==== EXTRACTED TEXT

1  Introduction to the course

1.1 Introduction to R

R is a computing environment that combines numerical analysis tools for linear algebra; functions for classical and modern statistical analysis; and functions for graphics and data visualization. It is based on the programming language S, developed by John Chambers in the 1970s.

There are two ways to start R:

  1. Run R on the command line. On a Mac, you would do this in the Terminal application. On a Windows machine, you would do this using, e.g., Ubuntu. We will cover the command line next week.
  2. Click the R icon on your desktop, assuming the software has already been installed.

We will use the graphical user interface RStudio throughout this course. Although the GUI makes certain things easier, it is not necessary to use it when running an R script. For example, running the following code in R returns the sum of the numbers 1 and 2.

1+2
[1] 3

Running the code with a # at the beginning of the line results in the line being read as a comment. This means that the calculation which is specified in the line is not processed and the output not returned. Comments are a useful way to keep track of what line(s) of code do, multiple versions of the same code, etc.

1.2 RStudio and the R Notebook

RStudio includes the R console, but also many other convenient functionalities, which makes it easier to get started and to work with R. When you launch RStudio, you will see four panels. Starting at the top left and going clockwise, these panels are:

  • The text editor panel. This is where we can write scripts, i.e. putting several commands of code together and saving them as a text document so that they are accessible for later and so that we can execute them all at once by running the script instead of typing them in one by one.
  • The environment panel, which shows us all the files and objects we currently loaded into R.
  • The files-plots-help panel. This panel shows the files in the current directory (the folder we are working out of), any plots we make later, and also documentation for various packages and functions. Here, the documentation is formatted in a way that is easier to read and also provides links to the related sections.
  • The console is another space we can input code, only now the code is executed immediately and doesn’t get saved at the end.

To change the appearance of your RStudio, navigate to Tools > Global Options > Appearance. You can change the font and size, and the editor theme. The default is “Textmate”, but if you like dark mode, a good option is “Tomorrow Night Bright”. You can also change how your panels are organized.

In the RStudio interface, we will be writing code in a format called the R Notebook. As the name entails, this interface works like a notebook for code, as it allows us to save notes about what the code is doing, the code itself, and any output we get, such as plots and tables, all together in the same document.

When we are in the Notebook, the text we write is normal plain text, just as if we would be writing it in a text document. If we want to execute some R code, we need to insert a code chunk.

You insert a code chunk by either clicking the “Insert” button or pressing Ctrl/Command + Alt + i simultaneously. You could also type out the surrounding backticks, but this would take longer. To run a code chunk, you press the green arrow, or Ctrl/Command + Shift + Enter.

1+2
[1] 3

As you can see, the output appears right under the code block.

========

TASKS TO COMPLETE —
A. Shorten the paragraph of the R introduction that starts "To change the appearance of your RStudio" into a bulleted list, keeping its main facts.
B. Carry on writing the R introduction from the point where it stops.
The lines after this point come from a different source than the R introduction.

==== DATASET CONTENT

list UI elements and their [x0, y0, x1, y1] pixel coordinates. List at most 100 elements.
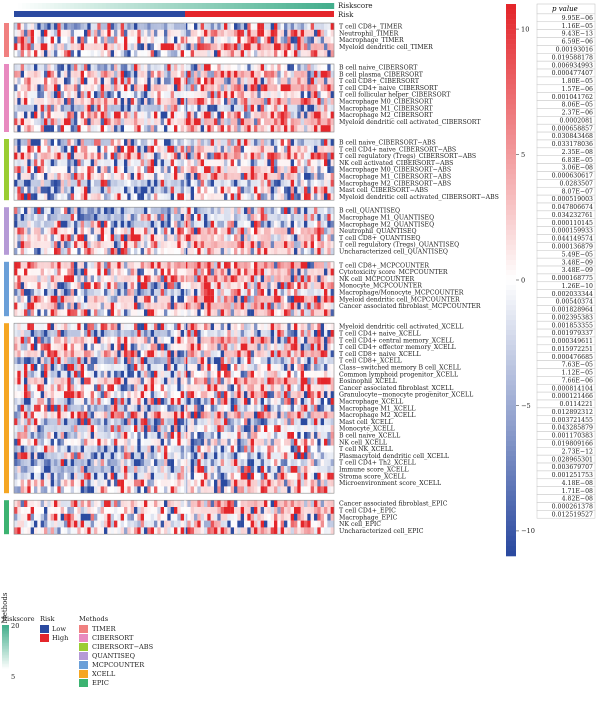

========

THE ANSWERS —
A.
- Go to Tools > Global Options > Appearance.
- There you can change the font, the font size and the editor theme.
- The default theme is "Textmate"; "Tomorrow Night Bright" is a good choice for dark mode.
- You can also rearrange the panels.

B.
This is a great way to perform explore your data, since you can do your analysis and write comments and conclusions right under it all in the same document. A powerful feature of this workflow is that there is no extra time needed for code documentation and note-taking, since you’re doing your analyses and taking notes at the same time. This makes it great for both taking notes at lectures and to have as a reference when you return to your code in the future.

1.3 R Markdown

The text format we are using in the R Notebook is called R Markdown. This format allows us to combine R code with the Markdown text format, which enables the use of certain characters to specify headings, bullet points, quotations and even citations. A simple example of how to write in Markdown is to use a single asterisk or underscore to emphasize text (*emphasis*) and two asterisks or underscores to strongly emphasize text (**strong emphasis**). When we convert our R Markdown text to other file formats, these will show up as italics and bold typeface, respectively. If you have used WhatsApp, you might already be familiar with this style of writing. In case you haven’t seen it before, you have just learned something about WhatsApp in your quantitative methods class…

To learn more about R Markdown, check out this reference.

1.3.1 Saving data and generating reports

To save our notes, code, and graphs, all we have to do is to save the R Notebook file, and the we can open it in RStudio next time again. However, if we want someone else to look at this, we can’t always just send them the R Notebook file, because they might not have RStudio installed. Another great feature of R Notebooks is that it is really easy to export them to HTML, Microsoft Word, or PDF documents with figures and professional typesetting. There are actually many academic papers that are written entirely in this format and it is great for assignments and reports. (You might even use it to communicate with your collaborators!) Since R Notebook files convert to HTML, it is also easy to publish simple and good-looking websites in it, in which code chunks are embedded nicely within the text.

Let’s try to create a document in R.

First, let’s set up the YAML block. This is found at the top of your document, and it is where you specify the title of your document, what kind of output you want, etc.

---
title: "Your title here"
author: "Your name here"
date: "Insert date"
output:
  pdf_document: default
---

Next, let’s type code to perform the calculation we did above:

1+2
[1] 3

To create the output document, we say that we “knit” our R Markdown file into, e.g., a PDF. Simply press the Knit button here and the new document will be created.

As you can see in the knitted document, the title showed up as we would expect, and lines with pound sign(s) in front of them were converted into headers. Most importantly, we can see both the code and its output! Plots are generated directly in the report without us having to cut and paste images! If we change something in the code, we don’t have to find the new images and paste it in again, the correct one will appear right in your code.

When you quit, R will ask you if you want to save the workspace (that is, all of the variables you have defined in this session); in general, you should say “no” to avoid clutter and unintentional confusion of results from different sessions. Note: When you say “yes” to saving your workspace, it is saved in a hidden file named .RData. By default, when you open a new R session in the same directory, this workspace is loaded and a message informing you so is printed: [Previously saved workspace restored]. It is often best practice to turn this feature off completely.

1.4 Practice knitting!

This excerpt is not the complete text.